Items from a dataset
◆ ◆ ◆

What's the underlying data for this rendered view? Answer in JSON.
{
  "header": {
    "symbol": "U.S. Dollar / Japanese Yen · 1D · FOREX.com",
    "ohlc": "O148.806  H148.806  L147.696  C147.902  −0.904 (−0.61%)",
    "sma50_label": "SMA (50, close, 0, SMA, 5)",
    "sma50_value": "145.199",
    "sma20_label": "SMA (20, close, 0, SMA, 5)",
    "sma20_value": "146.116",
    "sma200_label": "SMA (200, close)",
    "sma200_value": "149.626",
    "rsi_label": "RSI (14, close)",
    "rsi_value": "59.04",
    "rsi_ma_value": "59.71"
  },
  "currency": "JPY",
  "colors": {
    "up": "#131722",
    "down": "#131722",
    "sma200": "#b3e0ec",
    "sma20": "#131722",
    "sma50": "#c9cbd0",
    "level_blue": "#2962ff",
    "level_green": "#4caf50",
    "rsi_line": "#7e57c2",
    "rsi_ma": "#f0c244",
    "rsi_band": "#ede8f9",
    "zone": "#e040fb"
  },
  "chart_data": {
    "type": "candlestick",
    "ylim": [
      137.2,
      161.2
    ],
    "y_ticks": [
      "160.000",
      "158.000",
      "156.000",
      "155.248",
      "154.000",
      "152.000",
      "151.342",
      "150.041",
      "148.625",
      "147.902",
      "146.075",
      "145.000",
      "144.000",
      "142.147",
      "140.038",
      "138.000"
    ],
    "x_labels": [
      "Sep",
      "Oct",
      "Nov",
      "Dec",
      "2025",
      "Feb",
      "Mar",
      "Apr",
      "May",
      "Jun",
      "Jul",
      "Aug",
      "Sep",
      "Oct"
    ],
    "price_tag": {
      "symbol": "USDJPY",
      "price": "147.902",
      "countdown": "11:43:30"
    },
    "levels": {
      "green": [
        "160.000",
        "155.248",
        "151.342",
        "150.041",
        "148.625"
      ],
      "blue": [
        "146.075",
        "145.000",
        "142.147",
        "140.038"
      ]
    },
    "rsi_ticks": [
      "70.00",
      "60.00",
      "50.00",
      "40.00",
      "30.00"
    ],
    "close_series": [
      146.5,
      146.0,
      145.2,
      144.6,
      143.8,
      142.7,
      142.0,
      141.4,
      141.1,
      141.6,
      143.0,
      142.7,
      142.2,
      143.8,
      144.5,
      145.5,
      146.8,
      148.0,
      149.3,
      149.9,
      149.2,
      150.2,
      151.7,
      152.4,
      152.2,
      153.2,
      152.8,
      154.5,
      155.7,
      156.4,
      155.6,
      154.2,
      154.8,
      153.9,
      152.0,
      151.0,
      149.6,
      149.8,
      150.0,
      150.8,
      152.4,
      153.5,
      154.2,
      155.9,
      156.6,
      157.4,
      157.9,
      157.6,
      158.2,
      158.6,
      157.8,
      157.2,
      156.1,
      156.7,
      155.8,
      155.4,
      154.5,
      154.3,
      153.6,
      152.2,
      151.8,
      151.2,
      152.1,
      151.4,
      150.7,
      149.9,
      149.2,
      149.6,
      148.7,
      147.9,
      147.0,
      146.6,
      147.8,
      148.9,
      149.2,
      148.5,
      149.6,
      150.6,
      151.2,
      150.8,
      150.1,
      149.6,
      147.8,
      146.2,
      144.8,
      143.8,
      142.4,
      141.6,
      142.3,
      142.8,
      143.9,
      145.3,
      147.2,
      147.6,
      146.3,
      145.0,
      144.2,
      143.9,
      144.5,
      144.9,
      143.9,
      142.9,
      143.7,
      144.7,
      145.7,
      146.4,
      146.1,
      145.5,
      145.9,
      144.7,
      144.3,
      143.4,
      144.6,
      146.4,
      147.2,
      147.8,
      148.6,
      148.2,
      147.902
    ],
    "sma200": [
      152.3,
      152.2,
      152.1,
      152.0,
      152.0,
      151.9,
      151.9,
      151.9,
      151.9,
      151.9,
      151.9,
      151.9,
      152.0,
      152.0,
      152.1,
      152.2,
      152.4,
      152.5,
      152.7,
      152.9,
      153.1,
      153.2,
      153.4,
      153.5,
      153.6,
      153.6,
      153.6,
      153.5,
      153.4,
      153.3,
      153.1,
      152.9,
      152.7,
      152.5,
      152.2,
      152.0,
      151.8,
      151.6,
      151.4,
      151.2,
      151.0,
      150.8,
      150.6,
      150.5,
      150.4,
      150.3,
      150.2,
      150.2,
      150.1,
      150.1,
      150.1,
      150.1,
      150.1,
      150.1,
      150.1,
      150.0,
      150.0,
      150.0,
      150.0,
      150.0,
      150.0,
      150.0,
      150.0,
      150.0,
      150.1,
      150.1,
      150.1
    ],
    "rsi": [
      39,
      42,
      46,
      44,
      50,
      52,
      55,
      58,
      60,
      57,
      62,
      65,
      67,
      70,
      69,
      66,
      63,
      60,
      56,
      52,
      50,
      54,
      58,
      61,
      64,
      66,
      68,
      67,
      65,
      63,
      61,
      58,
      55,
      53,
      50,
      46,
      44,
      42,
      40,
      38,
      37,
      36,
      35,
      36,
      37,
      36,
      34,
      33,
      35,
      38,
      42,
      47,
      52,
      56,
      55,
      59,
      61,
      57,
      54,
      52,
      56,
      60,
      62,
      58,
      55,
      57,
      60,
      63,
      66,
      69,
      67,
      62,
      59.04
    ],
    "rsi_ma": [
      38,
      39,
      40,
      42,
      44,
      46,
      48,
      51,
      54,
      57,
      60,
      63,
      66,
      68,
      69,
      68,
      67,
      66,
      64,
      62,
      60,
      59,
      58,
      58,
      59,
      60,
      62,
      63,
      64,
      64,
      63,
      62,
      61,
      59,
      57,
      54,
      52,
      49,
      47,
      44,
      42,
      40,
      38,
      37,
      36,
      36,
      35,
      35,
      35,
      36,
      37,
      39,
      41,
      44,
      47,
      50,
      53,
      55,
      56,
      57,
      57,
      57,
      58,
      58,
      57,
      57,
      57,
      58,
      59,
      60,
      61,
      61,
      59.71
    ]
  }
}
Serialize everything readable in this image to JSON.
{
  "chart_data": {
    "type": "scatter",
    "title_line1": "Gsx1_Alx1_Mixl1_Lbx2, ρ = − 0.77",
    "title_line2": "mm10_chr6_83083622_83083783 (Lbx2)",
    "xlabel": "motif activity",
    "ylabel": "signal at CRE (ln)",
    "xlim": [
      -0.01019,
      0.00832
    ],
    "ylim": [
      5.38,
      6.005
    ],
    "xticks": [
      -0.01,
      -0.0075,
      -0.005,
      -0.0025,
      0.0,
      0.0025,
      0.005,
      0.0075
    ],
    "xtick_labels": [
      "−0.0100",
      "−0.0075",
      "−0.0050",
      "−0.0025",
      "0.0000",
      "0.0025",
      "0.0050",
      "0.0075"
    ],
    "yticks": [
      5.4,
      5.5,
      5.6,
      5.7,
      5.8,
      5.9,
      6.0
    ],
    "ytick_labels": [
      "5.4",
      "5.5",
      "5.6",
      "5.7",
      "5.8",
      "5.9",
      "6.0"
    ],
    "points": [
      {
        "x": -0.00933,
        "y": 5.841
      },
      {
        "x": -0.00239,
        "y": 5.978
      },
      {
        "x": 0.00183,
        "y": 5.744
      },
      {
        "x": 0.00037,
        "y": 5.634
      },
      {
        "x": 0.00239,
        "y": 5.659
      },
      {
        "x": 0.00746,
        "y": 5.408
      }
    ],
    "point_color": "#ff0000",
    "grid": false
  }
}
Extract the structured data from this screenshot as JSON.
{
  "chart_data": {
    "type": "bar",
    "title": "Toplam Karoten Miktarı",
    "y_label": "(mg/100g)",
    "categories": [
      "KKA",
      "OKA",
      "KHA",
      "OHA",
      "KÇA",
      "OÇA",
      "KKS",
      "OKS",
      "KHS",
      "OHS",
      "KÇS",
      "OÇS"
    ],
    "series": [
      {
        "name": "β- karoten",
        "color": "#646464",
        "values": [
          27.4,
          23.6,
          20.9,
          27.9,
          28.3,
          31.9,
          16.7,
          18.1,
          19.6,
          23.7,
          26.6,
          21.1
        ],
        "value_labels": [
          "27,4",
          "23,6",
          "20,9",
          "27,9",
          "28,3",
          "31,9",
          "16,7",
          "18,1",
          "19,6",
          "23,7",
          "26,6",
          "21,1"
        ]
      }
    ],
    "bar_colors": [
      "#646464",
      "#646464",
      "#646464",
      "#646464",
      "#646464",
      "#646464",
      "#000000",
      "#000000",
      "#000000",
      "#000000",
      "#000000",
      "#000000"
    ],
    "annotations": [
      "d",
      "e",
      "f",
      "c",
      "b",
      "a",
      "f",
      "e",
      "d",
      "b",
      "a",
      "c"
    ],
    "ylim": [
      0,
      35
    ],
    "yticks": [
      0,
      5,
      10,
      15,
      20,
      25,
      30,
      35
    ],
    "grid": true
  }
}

◆ ◆ ◆

**Stated goal:** Note how many lines in the listing above hold the string "JSON", then give only that figure.

**Result of the exercise:** 3